** START OF Extracted records **

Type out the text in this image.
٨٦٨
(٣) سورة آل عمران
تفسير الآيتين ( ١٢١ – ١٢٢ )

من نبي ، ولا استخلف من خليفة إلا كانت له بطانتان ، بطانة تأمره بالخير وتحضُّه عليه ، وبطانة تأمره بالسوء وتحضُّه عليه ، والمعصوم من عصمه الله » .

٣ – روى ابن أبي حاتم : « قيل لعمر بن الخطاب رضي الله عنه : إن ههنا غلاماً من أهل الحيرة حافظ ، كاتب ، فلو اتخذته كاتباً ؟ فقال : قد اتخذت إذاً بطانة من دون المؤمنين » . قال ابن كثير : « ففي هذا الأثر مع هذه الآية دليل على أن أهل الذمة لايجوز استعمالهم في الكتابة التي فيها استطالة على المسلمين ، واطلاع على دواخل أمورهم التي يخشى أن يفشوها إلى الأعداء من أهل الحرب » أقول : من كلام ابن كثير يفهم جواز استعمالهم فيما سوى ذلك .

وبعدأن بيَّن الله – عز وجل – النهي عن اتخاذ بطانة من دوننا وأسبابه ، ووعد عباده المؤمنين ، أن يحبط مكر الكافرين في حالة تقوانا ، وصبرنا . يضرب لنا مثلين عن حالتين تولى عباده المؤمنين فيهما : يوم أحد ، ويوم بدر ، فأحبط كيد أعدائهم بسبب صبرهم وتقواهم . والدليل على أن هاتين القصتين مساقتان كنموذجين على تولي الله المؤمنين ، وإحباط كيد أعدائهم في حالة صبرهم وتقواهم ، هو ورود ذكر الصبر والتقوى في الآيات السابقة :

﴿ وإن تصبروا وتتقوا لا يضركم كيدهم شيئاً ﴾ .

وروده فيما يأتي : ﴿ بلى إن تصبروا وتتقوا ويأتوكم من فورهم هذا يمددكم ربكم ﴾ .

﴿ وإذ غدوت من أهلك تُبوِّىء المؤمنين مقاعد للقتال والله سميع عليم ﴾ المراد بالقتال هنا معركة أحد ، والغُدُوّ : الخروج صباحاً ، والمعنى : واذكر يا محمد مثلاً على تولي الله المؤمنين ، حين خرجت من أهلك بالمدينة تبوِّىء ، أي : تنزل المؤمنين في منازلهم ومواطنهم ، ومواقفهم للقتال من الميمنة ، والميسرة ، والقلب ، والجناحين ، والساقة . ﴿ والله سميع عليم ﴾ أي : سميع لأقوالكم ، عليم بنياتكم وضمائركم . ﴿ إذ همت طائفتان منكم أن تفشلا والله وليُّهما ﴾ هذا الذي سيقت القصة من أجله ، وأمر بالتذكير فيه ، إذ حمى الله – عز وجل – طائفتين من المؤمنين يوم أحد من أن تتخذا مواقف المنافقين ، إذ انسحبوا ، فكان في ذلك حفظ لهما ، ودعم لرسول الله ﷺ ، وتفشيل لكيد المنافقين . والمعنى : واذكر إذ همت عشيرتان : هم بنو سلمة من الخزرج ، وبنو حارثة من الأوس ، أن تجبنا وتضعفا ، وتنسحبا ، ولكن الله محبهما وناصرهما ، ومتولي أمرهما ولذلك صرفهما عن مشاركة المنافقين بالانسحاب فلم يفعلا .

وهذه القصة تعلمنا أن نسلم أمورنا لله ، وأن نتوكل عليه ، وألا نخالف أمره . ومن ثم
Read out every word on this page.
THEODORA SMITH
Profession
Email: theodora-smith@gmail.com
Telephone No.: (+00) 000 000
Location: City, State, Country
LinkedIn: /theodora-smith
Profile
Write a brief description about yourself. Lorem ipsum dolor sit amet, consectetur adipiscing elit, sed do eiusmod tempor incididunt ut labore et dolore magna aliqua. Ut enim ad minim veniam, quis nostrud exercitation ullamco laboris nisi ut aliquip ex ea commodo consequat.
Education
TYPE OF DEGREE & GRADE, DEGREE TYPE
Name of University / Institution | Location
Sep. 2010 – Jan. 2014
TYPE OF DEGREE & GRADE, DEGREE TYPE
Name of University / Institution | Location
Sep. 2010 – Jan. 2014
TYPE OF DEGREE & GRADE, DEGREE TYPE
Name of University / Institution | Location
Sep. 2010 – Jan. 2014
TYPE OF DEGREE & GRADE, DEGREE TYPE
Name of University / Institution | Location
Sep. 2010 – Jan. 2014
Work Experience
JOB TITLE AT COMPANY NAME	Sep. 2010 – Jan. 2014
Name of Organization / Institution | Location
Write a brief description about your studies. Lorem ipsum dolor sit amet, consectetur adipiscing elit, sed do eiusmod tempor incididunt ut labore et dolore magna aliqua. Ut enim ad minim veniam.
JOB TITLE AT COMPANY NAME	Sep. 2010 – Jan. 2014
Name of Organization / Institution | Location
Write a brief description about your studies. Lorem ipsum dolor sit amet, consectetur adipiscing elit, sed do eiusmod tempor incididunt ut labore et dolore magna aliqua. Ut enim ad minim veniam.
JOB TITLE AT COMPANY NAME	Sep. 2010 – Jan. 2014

** END OF Extracted records **

- What is needed:
Filter out every line that lacks the word "عليه", and copy the rest.

- Full output:
من نبي ، ولا استخلف من خليفة إلا كانت له بطانتان ، بطانة تأمره بالخير وتحضُّه عليه ، وبطانة تأمره بالسوء وتحضُّه عليه ، والمعصوم من عصمه الله » .
وهذه القصة تعلمنا أن نسلم أمورنا لله ، وأن نتوكل عليه ، وألا نخالف أمره . ومن ثم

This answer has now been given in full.